** START OF RECORDS TO PROCESS **

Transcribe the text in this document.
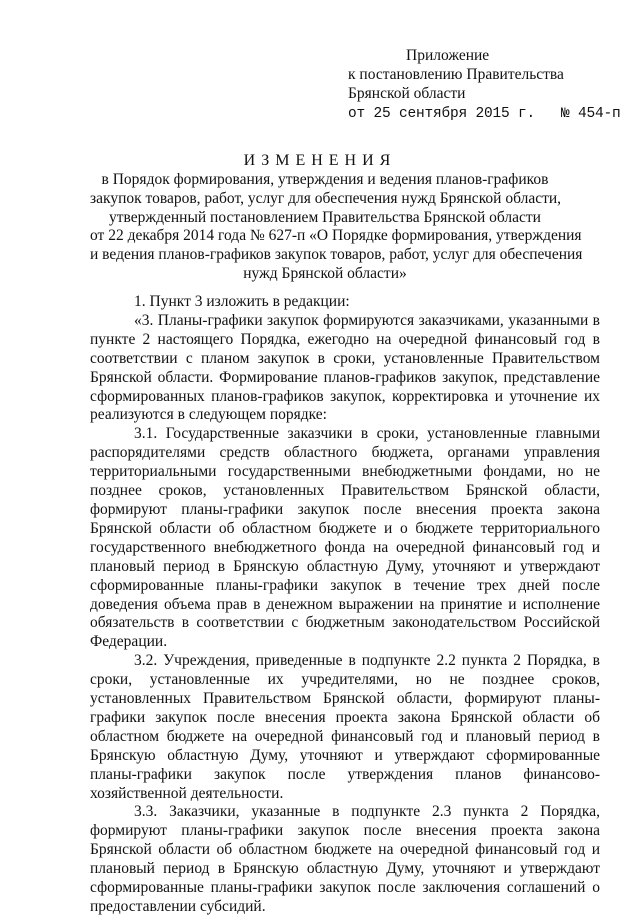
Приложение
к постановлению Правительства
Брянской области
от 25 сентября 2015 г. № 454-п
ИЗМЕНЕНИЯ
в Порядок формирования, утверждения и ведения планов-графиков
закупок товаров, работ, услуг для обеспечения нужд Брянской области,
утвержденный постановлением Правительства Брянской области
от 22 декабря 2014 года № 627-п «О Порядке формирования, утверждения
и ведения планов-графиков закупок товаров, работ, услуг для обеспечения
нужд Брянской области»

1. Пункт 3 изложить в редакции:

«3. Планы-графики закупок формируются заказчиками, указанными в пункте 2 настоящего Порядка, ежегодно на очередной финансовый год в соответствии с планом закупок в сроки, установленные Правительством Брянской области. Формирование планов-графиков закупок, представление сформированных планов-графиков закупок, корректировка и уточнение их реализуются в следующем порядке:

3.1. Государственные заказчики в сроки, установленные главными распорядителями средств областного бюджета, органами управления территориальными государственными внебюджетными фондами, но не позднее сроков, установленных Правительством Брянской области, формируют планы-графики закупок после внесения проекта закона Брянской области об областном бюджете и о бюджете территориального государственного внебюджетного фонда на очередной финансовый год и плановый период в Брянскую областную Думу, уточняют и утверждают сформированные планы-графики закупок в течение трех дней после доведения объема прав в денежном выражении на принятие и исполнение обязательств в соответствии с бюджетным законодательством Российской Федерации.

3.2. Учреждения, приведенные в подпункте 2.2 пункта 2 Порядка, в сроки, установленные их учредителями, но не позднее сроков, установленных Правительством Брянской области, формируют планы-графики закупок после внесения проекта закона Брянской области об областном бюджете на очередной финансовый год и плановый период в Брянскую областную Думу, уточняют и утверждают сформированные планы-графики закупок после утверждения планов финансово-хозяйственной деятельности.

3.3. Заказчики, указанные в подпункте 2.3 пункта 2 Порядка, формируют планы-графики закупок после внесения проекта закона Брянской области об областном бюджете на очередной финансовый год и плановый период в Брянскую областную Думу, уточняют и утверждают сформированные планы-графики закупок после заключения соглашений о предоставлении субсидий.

** END OF RECORDS TO PROCESS **
** START OF RECORDS TO PROCESS **

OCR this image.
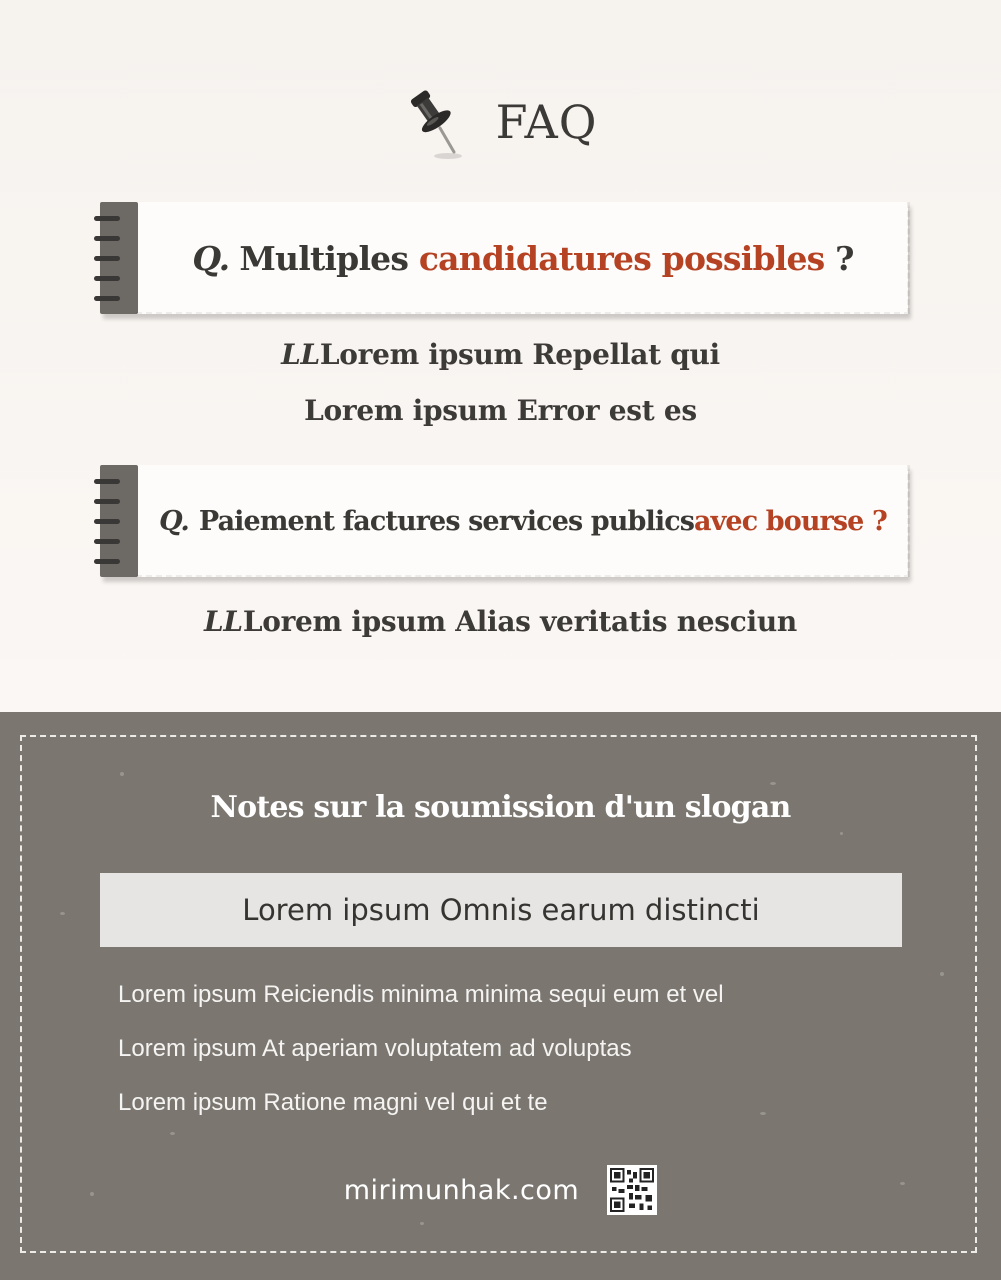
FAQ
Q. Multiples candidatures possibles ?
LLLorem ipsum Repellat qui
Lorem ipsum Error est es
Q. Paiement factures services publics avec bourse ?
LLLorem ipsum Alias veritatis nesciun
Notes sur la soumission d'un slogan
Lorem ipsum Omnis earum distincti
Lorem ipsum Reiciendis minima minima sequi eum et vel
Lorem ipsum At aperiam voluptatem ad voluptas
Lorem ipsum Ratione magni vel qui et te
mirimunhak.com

** END OF RECORDS TO PROCESS **

== TASK STATEMENT ==
How many lines in the listing contain "нужд"? Answer with the number alone.

== RESPONSE TO THIS EXERCISE ==
2